===== Texto de base

O trabalho, elemento decisivo de questões sociais e muito mais

No dia 15 de maio, passaram 130 anos de publicação da encíclica Rerum Novarum sobre Doutrina Social da Igreja. Domènec Melé, Professor Emérito do Departamento de Ética Empresarial e titular da Cátedra de Ética Empresarial do IESE, desenvolve no artigo alguns aspetos relacionados com o trabalho.

Foto: Álvaro García Fuentes

No dia 15 de maio, fez 130 anos a publicação da memorável encíclica Rerum Novarum (1891), com a qual o Papa Leão XIII respondia à chamada “questão social” desencadeada pela Primeira Revolução Industrial e uma ideologia dominante radicalmente liberal. Leão XIII defendia condições de trabalho mais dignas e exigia um conjunto de direitos laborais que, anos mais tarde, seriam amplamente reconhecidos.

Leão XIII defendia condições de trabalho mais dignas e exigia um conjunto de direitos laborais que, anos mais tarde, seriam amplamente reconhecidos.

==========
===== Material fornecido

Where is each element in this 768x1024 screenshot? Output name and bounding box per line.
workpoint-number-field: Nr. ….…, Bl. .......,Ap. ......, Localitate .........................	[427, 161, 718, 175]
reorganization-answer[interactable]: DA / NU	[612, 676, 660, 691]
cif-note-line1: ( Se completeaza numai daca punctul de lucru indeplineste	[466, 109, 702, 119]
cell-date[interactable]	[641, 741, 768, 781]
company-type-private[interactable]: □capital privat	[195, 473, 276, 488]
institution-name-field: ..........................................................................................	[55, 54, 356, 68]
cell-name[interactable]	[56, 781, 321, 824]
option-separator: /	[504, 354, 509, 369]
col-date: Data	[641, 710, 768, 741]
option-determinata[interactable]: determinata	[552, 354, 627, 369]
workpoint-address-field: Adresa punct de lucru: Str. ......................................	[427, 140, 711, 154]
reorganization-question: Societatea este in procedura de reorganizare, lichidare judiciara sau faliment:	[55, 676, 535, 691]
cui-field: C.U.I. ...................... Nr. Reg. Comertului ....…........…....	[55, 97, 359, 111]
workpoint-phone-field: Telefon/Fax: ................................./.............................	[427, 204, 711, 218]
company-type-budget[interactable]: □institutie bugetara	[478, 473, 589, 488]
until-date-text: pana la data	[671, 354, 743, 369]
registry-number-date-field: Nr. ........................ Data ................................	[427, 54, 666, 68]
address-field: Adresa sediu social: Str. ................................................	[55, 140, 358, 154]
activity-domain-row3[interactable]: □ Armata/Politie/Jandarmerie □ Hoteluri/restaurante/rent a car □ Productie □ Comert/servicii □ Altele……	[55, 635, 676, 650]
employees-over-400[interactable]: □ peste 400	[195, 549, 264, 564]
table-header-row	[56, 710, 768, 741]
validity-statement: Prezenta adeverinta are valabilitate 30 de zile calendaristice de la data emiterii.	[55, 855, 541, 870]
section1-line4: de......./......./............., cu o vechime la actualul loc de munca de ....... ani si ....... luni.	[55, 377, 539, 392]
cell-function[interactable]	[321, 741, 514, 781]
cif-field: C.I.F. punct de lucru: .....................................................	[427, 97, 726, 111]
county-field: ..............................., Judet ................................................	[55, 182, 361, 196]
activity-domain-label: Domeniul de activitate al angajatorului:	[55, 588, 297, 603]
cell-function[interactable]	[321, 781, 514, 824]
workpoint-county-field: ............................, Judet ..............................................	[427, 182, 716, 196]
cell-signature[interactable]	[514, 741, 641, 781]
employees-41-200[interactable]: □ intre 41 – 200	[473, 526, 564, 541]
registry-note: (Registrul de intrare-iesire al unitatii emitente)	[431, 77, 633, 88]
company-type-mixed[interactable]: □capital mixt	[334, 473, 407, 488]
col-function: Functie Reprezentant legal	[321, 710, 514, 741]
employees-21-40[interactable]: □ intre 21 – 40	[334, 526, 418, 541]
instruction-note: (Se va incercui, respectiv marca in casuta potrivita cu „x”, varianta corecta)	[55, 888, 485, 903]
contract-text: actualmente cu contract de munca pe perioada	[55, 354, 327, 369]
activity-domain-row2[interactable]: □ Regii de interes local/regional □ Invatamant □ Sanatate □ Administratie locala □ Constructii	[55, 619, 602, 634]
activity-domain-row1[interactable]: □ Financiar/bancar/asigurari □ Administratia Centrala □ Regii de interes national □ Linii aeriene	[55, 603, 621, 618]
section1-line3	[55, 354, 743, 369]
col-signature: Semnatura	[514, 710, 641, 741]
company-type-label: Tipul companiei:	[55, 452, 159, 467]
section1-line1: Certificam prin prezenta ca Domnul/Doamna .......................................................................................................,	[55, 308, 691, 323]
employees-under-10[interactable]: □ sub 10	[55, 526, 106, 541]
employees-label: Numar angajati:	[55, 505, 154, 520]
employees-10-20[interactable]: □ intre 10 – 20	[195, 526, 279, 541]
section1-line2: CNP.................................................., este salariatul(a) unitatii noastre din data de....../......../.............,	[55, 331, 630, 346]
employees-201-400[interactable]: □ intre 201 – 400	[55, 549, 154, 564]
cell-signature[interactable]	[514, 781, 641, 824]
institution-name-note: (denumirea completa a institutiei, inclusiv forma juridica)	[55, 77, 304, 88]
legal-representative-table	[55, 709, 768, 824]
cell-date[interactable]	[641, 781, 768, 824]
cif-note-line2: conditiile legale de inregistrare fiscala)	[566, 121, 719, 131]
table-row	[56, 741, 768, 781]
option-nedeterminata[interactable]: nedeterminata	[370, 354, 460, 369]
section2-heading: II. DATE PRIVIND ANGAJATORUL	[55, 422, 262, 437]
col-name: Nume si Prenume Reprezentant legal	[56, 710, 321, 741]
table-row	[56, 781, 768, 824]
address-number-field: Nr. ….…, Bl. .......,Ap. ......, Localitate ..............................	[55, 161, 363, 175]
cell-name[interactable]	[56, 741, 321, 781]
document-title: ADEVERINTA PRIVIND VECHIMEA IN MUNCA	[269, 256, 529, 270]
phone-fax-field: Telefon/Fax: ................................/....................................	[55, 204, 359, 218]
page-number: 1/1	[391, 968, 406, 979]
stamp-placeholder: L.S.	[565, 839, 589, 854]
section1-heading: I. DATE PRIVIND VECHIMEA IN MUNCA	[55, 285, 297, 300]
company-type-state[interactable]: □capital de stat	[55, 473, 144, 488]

==========

## Enunciado A
Transcreva fielmente o trecho do texto sobre a Rerum Novarum, começando em "O trabalho, elemento" e terminando em "com o trabalho.".
## Enunciado B
Prossiga o texto sobre os 130 anos da encíclica Rerum Novarum, escrevendo a parte que vem depois da última frase apresentada.

## Resposta A
O trabalho, elemento decisivo de questões sociais e muito mais

No dia 15 de maio, passaram 130 anos de publicação da encíclica Rerum Novarum sobre Doutrina Social da Igreja. Domènec Melé, Professor Emérito do Departamento de Ética Empresarial e titular da Cátedra de Ética Empresarial do IESE, desenvolve no artigo alguns aspetos relacionados com o trabalho.

## Resposta B
Esta encíclica de Leão XIII é considerada por muitos como o início da “moderna” doutrina social da Igreja (“moderna”, entre aspas, porque os ensinamentos sociais da Igreja remontam às origens do cristianismo [1]). A Rerum Novarum teve um amplo e longo eco e foi referência obrigatória para encíclicas sociais posteriores. Assim, Pio XI, em 1931, escreveu a encíclica Quadragesimo anno, fazendo referência precisamente ao 40º aniversário da Rerum Novarum e S. João Paulo II a Centesimus Annus em 1991, no seu centenário. Outras encíclicas coincidiram também com decénios da encíclica de Leão XIII. Como a Mater et magistra (1961) de S. João XXIII e a Laborem exercens (1981) de S. João Paulo II. Em 1941, Pio XII, dedicou uma grande radiomensagem a questões sociais –frequentes no seu pontificado– no 50º aniversário da Rerum Novarum.

S. João Paulo II salienta com razão que “o trabalho, enquanto problema do homem, ocupa o próprio centro da «questão social», à qual durante os cerca de cem anos decorridos desde a publicação da referida Encíclica Rerum Novarum se dirigem de modo especial os ensinamentos da Igreja e as múltiplas iniciativas relacionadas com a sua missão apostólica” (Laborem exercens, 2). Desde então, com efeito, não deixaram de suscitar-se questões sociais no mundo sobre as quais trataram prontamente o Magistério da Igreja e muitos cristãos.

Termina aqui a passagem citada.